Copy out all lines in the data below containing the string "questão".

- - - - -

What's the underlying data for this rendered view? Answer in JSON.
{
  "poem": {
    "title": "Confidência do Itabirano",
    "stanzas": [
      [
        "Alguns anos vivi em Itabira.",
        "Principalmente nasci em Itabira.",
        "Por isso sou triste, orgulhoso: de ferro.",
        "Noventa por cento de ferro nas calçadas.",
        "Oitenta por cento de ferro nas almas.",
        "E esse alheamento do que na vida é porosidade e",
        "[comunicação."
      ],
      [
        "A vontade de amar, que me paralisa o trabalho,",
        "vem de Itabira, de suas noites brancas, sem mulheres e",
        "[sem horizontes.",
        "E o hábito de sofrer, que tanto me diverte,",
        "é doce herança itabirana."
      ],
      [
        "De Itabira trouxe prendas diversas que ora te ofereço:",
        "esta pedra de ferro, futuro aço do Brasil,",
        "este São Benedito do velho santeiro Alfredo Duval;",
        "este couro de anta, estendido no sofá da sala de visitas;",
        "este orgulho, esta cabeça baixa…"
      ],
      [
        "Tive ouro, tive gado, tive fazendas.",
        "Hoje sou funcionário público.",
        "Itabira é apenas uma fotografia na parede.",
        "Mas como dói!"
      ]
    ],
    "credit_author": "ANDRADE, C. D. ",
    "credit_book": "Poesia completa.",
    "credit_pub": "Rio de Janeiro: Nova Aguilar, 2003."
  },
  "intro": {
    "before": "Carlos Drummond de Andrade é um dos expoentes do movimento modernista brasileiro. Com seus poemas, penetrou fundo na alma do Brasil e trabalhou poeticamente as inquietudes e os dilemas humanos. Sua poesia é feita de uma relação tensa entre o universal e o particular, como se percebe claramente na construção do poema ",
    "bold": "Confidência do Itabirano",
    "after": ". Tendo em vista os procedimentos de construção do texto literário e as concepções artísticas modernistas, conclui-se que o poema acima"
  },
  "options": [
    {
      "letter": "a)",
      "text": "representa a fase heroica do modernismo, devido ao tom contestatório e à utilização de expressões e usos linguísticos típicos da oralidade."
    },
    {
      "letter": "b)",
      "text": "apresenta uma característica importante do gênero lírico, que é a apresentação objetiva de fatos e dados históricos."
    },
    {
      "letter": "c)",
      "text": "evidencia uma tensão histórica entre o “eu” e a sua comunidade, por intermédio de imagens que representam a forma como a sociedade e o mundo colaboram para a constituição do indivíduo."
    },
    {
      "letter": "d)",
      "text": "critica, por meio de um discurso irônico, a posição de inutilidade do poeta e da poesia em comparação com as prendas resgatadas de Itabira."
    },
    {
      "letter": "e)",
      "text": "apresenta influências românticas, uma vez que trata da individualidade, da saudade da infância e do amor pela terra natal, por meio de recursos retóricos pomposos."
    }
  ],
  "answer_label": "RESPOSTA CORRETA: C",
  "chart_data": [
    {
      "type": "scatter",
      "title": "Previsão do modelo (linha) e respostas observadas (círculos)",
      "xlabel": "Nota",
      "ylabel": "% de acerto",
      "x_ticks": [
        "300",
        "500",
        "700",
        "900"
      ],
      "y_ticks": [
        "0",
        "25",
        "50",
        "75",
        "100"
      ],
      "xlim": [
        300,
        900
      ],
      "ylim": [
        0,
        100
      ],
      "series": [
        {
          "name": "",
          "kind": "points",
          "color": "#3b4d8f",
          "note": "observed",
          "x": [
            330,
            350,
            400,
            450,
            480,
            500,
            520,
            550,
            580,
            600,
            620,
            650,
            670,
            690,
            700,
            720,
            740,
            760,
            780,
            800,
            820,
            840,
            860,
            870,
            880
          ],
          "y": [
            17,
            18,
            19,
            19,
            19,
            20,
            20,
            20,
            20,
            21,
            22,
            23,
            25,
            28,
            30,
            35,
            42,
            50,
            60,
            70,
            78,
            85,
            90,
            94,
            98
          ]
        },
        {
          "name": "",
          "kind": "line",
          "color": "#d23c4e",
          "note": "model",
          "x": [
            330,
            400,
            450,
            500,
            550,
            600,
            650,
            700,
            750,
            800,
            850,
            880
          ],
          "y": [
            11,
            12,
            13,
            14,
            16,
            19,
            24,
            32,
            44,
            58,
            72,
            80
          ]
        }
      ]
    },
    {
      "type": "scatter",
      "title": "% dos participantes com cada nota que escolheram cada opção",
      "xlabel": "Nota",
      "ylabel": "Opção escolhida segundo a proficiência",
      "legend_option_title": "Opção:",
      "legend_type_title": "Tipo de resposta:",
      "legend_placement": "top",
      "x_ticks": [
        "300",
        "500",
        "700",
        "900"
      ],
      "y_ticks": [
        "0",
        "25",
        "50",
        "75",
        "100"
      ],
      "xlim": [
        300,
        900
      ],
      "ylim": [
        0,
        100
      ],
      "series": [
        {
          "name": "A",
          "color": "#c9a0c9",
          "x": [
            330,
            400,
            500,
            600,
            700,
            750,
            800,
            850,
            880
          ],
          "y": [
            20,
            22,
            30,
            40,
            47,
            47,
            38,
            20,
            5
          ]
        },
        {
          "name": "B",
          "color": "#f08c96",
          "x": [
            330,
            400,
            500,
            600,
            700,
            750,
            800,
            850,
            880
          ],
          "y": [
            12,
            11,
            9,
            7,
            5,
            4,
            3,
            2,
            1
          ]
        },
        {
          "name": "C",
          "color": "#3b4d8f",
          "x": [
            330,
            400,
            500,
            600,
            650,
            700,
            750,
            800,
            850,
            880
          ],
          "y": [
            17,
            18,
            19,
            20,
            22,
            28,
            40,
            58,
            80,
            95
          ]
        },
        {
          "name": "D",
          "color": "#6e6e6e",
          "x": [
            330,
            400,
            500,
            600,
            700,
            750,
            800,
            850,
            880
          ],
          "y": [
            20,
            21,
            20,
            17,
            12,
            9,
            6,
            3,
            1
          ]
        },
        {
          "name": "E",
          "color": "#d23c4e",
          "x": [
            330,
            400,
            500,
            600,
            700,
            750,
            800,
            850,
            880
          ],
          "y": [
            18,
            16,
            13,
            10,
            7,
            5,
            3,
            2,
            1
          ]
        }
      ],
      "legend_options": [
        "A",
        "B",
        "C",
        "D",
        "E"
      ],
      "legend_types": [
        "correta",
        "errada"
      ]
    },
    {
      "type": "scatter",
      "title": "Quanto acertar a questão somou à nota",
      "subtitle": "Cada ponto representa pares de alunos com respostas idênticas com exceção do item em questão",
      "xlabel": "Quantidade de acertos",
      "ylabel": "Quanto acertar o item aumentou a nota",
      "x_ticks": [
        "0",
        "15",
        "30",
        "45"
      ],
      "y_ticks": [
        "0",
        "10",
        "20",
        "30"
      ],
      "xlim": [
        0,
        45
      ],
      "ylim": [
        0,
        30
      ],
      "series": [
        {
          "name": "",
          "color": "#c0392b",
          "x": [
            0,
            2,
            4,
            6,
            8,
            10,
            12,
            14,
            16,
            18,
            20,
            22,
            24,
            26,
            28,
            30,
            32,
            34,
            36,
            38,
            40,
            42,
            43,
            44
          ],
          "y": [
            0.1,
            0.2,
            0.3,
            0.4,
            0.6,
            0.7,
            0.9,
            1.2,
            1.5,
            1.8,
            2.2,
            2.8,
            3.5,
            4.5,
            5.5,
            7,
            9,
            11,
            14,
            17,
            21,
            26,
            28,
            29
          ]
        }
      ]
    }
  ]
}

- - - - -

### Task output
      "title": "Quanto acertar a questão somou à nota",
      "subtitle": "Cada ponto representa pares de alunos com respostas idênticas com exceção do item em questão",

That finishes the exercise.